Written task
Pictures do not belong in your copy. Repeat all the other data exactly.

Extracted records
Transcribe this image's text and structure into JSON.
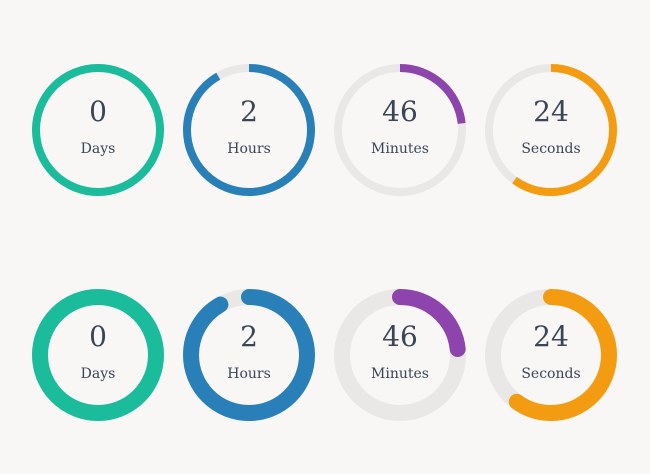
{
  "countdown_rings": [
    {
      "style": "thin",
      "units": [
        {
          "value": "0",
          "label": "Days",
          "fraction": 1.0,
          "color": "#1abc9c"
        },
        {
          "value": "2",
          "label": "Hours",
          "fraction": 0.917,
          "color": "#2980b9"
        },
        {
          "value": "46",
          "label": "Minutes",
          "fraction": 0.233,
          "color": "#8e44ad"
        },
        {
          "value": "24",
          "label": "Seconds",
          "fraction": 0.6,
          "color": "#f39c12"
        }
      ]
    },
    {
      "style": "thick",
      "units": [
        {
          "value": "0",
          "label": "Days",
          "fraction": 1.0,
          "color": "#1abc9c"
        },
        {
          "value": "2",
          "label": "Hours",
          "fraction": 0.917,
          "color": "#2980b9"
        },
        {
          "value": "46",
          "label": "Minutes",
          "fraction": 0.233,
          "color": "#8e44ad"
        },
        {
          "value": "24",
          "label": "Seconds",
          "fraction": 0.6,
          "color": "#f39c12"
        }
      ]
    }
  ],
  "track_color": "#e9e8e6"
}
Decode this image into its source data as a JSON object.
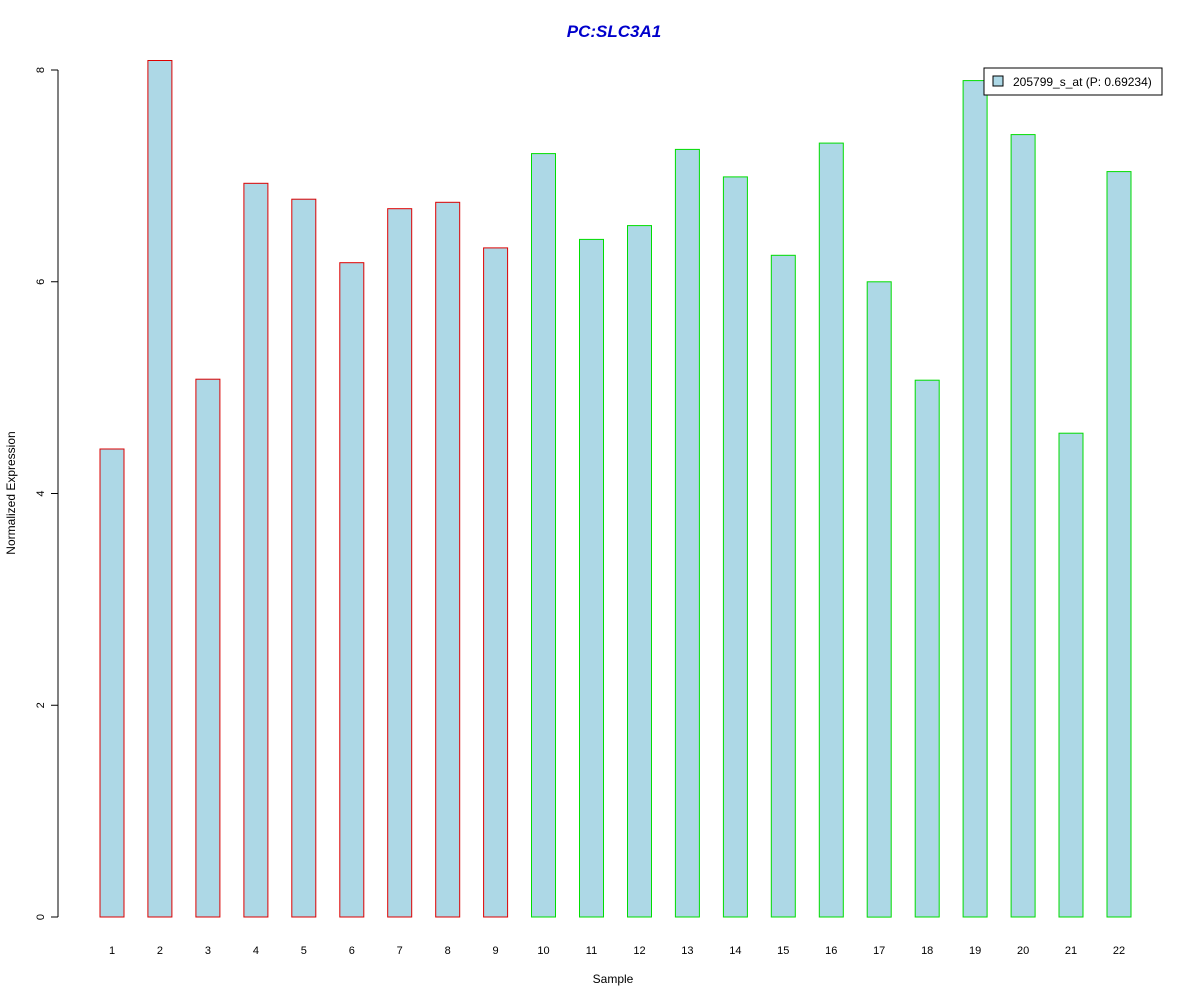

Answer to this task
Transcribe this image's text and structure into JSON.
{
  "countdown_rings": [
    {
      "style": "thin",
      "units": [
        {
          "value": "0",
          "label": "Days",
          "fraction": 1.0,
          "color": "#1abc9c"
        },
        {
          "value": "2",
          "label": "Hours",
          "fraction": 0.917,
          "color": "#2980b9"
        },
        {
          "value": "46",
          "label": "Minutes",
          "fraction": 0.233,
          "color": "#8e44ad"
        },
        {
          "value": "24",
          "label": "Seconds",
          "fraction": 0.6,
          "color": "#f39c12"
        }
      ]
    },
    {
      "style": "thick",
      "units": [
        {
          "value": "0",
          "label": "Days",
          "fraction": 1.0,
          "color": "#1abc9c"
        },
        {
          "value": "2",
          "label": "Hours",
          "fraction": 0.917,
          "color": "#2980b9"
        },
        {
          "value": "46",
          "label": "Minutes",
          "fraction": 0.233,
          "color": "#8e44ad"
        },
        {
          "value": "24",
          "label": "Seconds",
          "fraction": 0.6,
          "color": "#f39c12"
        }
      ]
    }
  ],
  "track_color": "#e9e8e6"
}
Decode this image into its source data as a JSON object.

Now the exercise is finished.